* **GIVEN PROBLEM**
What follows is a set of entries. Give them again exactly, without the pictures.

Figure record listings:
────────────────────
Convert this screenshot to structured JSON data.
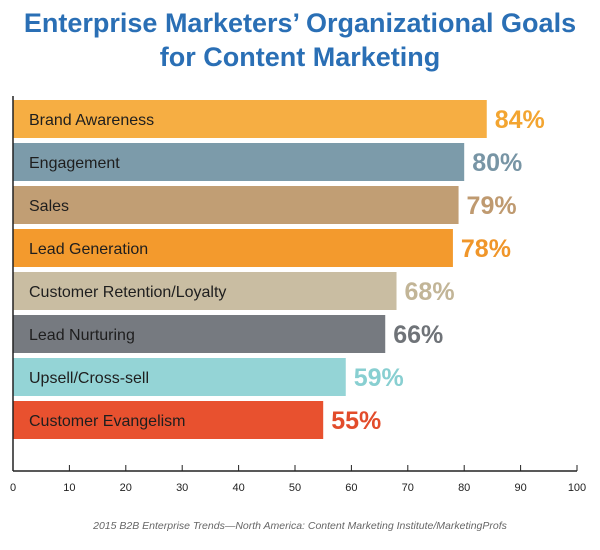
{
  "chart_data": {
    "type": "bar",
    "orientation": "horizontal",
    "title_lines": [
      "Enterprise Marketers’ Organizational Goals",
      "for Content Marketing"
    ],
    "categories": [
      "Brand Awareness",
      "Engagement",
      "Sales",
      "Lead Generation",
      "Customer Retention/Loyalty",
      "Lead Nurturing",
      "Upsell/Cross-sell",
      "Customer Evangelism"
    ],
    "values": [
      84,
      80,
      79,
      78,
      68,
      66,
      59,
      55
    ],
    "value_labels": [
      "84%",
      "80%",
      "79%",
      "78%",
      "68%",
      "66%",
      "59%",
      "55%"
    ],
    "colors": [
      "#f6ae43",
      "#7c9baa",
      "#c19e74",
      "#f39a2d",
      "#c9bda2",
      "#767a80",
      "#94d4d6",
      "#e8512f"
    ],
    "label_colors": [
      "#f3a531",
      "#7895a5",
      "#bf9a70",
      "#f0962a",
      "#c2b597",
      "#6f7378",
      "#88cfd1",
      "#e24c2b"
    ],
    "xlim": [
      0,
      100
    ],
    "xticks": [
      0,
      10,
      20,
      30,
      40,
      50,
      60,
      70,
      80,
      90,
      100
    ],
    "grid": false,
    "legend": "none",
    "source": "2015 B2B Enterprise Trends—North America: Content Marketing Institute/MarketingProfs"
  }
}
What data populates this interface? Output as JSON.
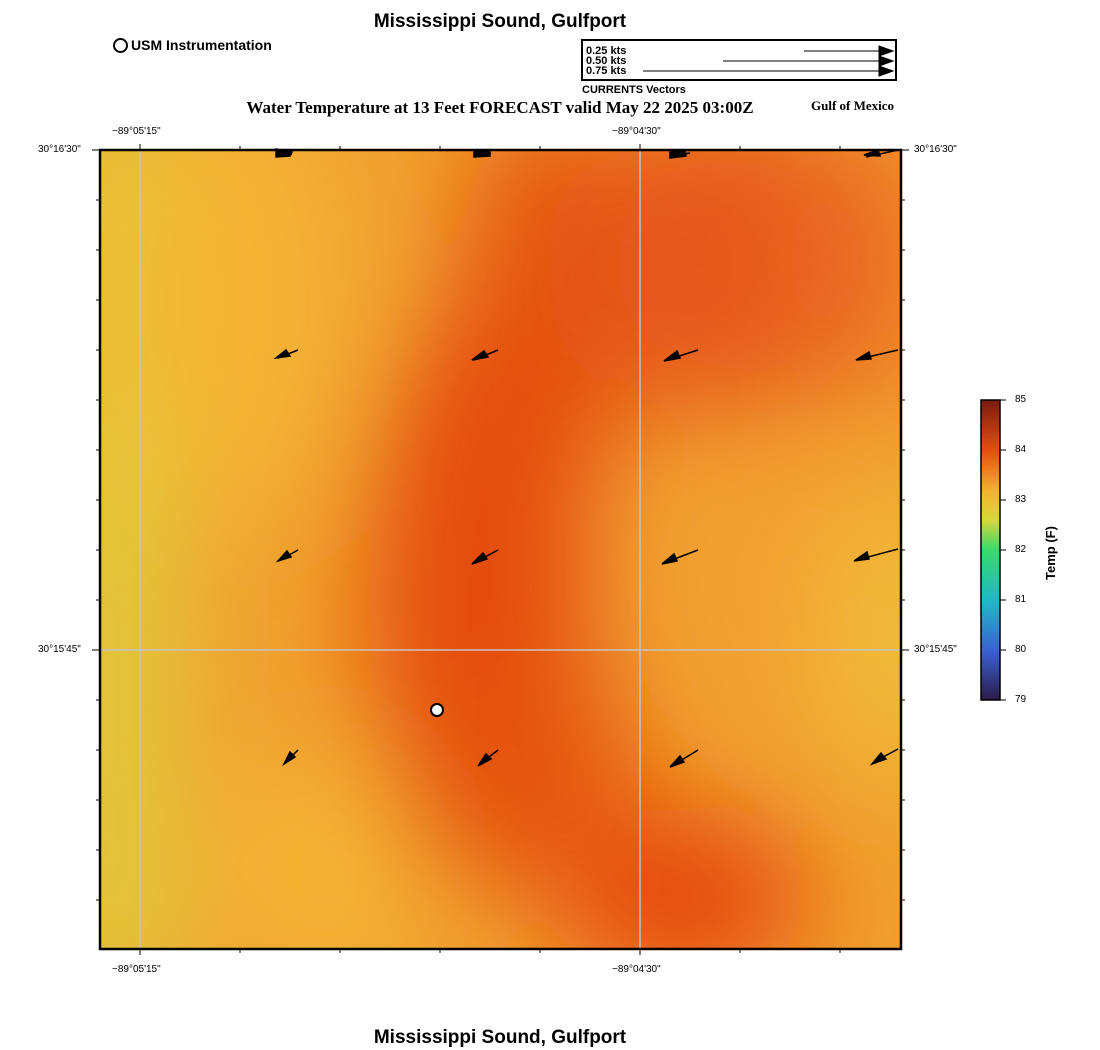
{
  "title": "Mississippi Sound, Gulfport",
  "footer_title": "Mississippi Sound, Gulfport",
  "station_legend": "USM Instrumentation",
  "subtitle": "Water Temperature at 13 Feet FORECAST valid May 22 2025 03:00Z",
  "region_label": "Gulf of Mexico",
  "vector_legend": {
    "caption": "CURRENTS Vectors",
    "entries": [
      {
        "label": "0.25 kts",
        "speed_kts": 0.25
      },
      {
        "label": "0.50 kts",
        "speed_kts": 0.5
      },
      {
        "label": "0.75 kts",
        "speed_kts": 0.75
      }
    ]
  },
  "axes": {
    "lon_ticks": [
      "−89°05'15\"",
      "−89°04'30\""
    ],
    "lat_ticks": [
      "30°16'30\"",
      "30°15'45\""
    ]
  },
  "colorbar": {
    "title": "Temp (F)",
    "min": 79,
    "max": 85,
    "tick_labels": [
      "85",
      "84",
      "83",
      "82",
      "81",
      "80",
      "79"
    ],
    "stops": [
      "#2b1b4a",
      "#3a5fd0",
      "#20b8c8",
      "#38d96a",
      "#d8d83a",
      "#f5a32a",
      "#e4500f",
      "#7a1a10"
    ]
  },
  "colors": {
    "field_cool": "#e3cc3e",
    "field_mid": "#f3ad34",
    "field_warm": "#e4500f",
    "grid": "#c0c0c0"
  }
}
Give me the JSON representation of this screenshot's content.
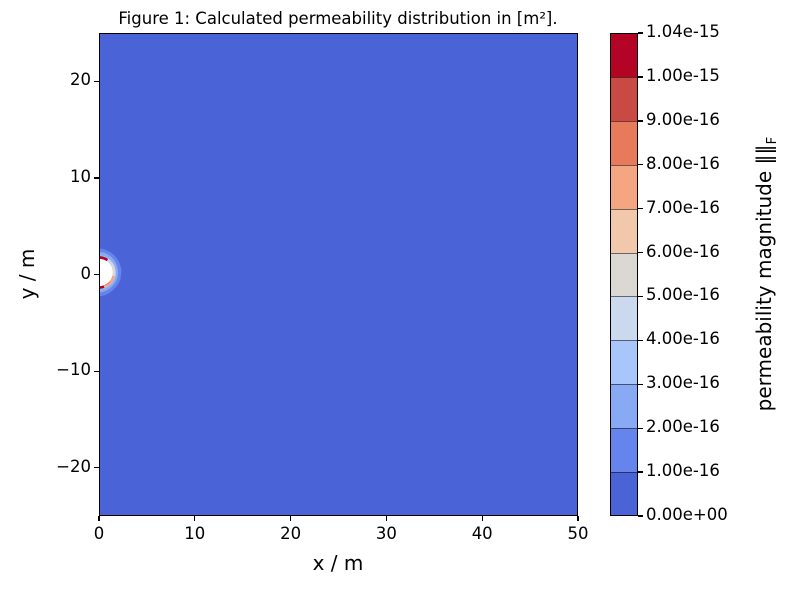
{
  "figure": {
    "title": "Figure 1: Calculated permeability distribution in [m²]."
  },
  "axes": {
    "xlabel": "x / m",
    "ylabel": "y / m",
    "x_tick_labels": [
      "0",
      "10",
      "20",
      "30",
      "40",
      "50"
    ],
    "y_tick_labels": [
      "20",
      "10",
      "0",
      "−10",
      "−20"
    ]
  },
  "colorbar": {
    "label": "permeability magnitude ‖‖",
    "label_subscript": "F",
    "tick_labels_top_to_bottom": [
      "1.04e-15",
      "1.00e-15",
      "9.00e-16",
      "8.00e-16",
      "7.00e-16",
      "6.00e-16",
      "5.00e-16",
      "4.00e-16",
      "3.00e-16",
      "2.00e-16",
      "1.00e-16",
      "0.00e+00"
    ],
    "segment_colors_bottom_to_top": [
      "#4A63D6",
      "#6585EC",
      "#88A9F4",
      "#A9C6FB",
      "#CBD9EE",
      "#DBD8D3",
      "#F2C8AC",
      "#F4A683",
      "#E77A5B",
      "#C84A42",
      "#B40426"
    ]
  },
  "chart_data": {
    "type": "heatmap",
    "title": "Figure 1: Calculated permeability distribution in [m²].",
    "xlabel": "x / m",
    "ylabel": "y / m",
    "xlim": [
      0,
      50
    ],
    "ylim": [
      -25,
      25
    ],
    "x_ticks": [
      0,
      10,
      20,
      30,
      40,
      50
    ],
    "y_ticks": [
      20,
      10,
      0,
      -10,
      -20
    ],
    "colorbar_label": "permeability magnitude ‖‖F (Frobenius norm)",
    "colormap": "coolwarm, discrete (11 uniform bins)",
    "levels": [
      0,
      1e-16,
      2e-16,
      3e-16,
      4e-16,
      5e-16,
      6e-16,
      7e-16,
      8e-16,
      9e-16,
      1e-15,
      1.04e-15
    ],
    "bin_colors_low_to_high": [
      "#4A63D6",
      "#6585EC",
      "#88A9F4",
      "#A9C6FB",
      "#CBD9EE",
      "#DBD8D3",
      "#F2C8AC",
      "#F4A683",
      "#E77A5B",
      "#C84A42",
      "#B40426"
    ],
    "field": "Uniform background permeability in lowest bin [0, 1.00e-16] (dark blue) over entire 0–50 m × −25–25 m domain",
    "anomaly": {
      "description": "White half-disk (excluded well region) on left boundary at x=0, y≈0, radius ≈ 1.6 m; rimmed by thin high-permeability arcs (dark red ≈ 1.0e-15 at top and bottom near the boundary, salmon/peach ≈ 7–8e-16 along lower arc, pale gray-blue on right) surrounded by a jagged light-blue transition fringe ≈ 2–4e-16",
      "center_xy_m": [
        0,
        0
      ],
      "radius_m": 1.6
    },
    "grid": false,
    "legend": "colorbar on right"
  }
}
────────────────────
* **CORRECT RESULT**
Convert this screenshot to structured JSON data.
{
  "chart_data": {
    "type": "bar",
    "orientation": "horizontal",
    "title_lines": [
      "Enterprise Marketers’ Organizational Goals",
      "for Content Marketing"
    ],
    "categories": [
      "Brand Awareness",
      "Engagement",
      "Sales",
      "Lead Generation",
      "Customer Retention/Loyalty",
      "Lead Nurturing",
      "Upsell/Cross-sell",
      "Customer Evangelism"
    ],
    "values": [
      84,
      80,
      79,
      78,
      68,
      66,
      59,
      55
    ],
    "value_labels": [
      "84%",
      "80%",
      "79%",
      "78%",
      "68%",
      "66%",
      "59%",
      "55%"
    ],
    "colors": [
      "#f6ae43",
      "#7c9baa",
      "#c19e74",
      "#f39a2d",
      "#c9bda2",
      "#767a80",
      "#94d4d6",
      "#e8512f"
    ],
    "label_colors": [
      "#f3a531",
      "#7895a5",
      "#bf9a70",
      "#f0962a",
      "#c2b597",
      "#6f7378",
      "#88cfd1",
      "#e24c2b"
    ],
    "xlim": [
      0,
      100
    ],
    "xticks": [
      0,
      10,
      20,
      30,
      40,
      50,
      60,
      70,
      80,
      90,
      100
    ],
    "grid": false,
    "legend": "none",
    "source": "2015 B2B Enterprise Trends—North America: Content Marketing Institute/MarketingProfs"
  }
}
What data populates this interface? Output as JSON.
{
  "title": "Mississippi Sound, Gulfport",
  "footer_title": "Mississippi Sound, Gulfport",
  "station_legend": "USM Instrumentation",
  "subtitle": "Water Temperature at 13 Feet FORECAST valid May 22 2025 03:00Z",
  "region_label": "Gulf of Mexico",
  "vector_legend": {
    "caption": "CURRENTS Vectors",
    "entries": [
      {
        "label": "0.25 kts",
        "speed_kts": 0.25
      },
      {
        "label": "0.50 kts",
        "speed_kts": 0.5
      },
      {
        "label": "0.75 kts",
        "speed_kts": 0.75
      }
    ]
  },
  "axes": {
    "lon_ticks": [
      "−89°05'15\"",
      "−89°04'30\""
    ],
    "lat_ticks": [
      "30°16'30\"",
      "30°15'45\""
    ]
  },
  "colorbar": {
    "title": "Temp (F)",
    "min": 79,
    "max": 85,
    "tick_labels": [
      "85",
      "84",
      "83",
      "82",
      "81",
      "80",
      "79"
    ],
    "stops": [
      "#2b1b4a",
      "#3a5fd0",
      "#20b8c8",
      "#38d96a",
      "#d8d83a",
      "#f5a32a",
      "#e4500f",
      "#7a1a10"
    ]
  },
  "colors": {
    "field_cool": "#e3cc3e",
    "field_mid": "#f3ad34",
    "field_warm": "#e4500f",
    "grid": "#c0c0c0"
  }
}
Give me the JSON representation of this screenshot's content.
{
  "figure": {
    "title": "Figure 1: Calculated permeability distribution in [m²]."
  },
  "axes": {
    "xlabel": "x / m",
    "ylabel": "y / m",
    "x_tick_labels": [
      "0",
      "10",
      "20",
      "30",
      "40",
      "50"
    ],
    "y_tick_labels": [
      "20",
      "10",
      "0",
      "−10",
      "−20"
    ]
  },
  "colorbar": {
    "label": "permeability magnitude ‖‖",
    "label_subscript": "F",
    "tick_labels_top_to_bottom": [
      "1.04e-15",
      "1.00e-15",
      "9.00e-16",
      "8.00e-16",
      "7.00e-16",
      "6.00e-16",
      "5.00e-16",
      "4.00e-16",
      "3.00e-16",
      "2.00e-16",
      "1.00e-16",
      "0.00e+00"
    ],
    "segment_colors_bottom_to_top": [
      "#4A63D6",
      "#6585EC",
      "#88A9F4",
      "#A9C6FB",
      "#CBD9EE",
      "#DBD8D3",
      "#F2C8AC",
      "#F4A683",
      "#E77A5B",
      "#C84A42",
      "#B40426"
    ]
  },
  "chart_data": {
    "type": "heatmap",
    "title": "Figure 1: Calculated permeability distribution in [m²].",
    "xlabel": "x / m",
    "ylabel": "y / m",
    "xlim": [
      0,
      50
    ],
    "ylim": [
      -25,
      25
    ],
    "x_ticks": [
      0,
      10,
      20,
      30,
      40,
      50
    ],
    "y_ticks": [
      20,
      10,
      0,
      -10,
      -20
    ],
    "colorbar_label": "permeability magnitude ‖‖F (Frobenius norm)",
    "colormap": "coolwarm, discrete (11 uniform bins)",
    "levels": [
      0,
      1e-16,
      2e-16,
      3e-16,
      4e-16,
      5e-16,
      6e-16,
      7e-16,
      8e-16,
      9e-16,
      1e-15,
      1.04e-15
    ],
    "bin_colors_low_to_high": [
      "#4A63D6",
      "#6585EC",
      "#88A9F4",
      "#A9C6FB",
      "#CBD9EE",
      "#DBD8D3",
      "#F2C8AC",
      "#F4A683",
      "#E77A5B",
      "#C84A42",
      "#B40426"
    ],
    "field": "Uniform background permeability in lowest bin [0, 1.00e-16] (dark blue) over entire 0–50 m × −25–25 m domain",
    "anomaly": {
      "description": "White half-disk (excluded well region) on left boundary at x=0, y≈0, radius ≈ 1.6 m; rimmed by thin high-permeability arcs (dark red ≈ 1.0e-15 at top and bottom near the boundary, salmon/peach ≈ 7–8e-16 along lower arc, pale gray-blue on right) surrounded by a jagged light-blue transition fringe ≈ 2–4e-16",
      "center_xy_m": [
        0,
        0
      ],
      "radius_m": 1.6
    },
    "grid": false,
    "legend": "colorbar on right"
  }
}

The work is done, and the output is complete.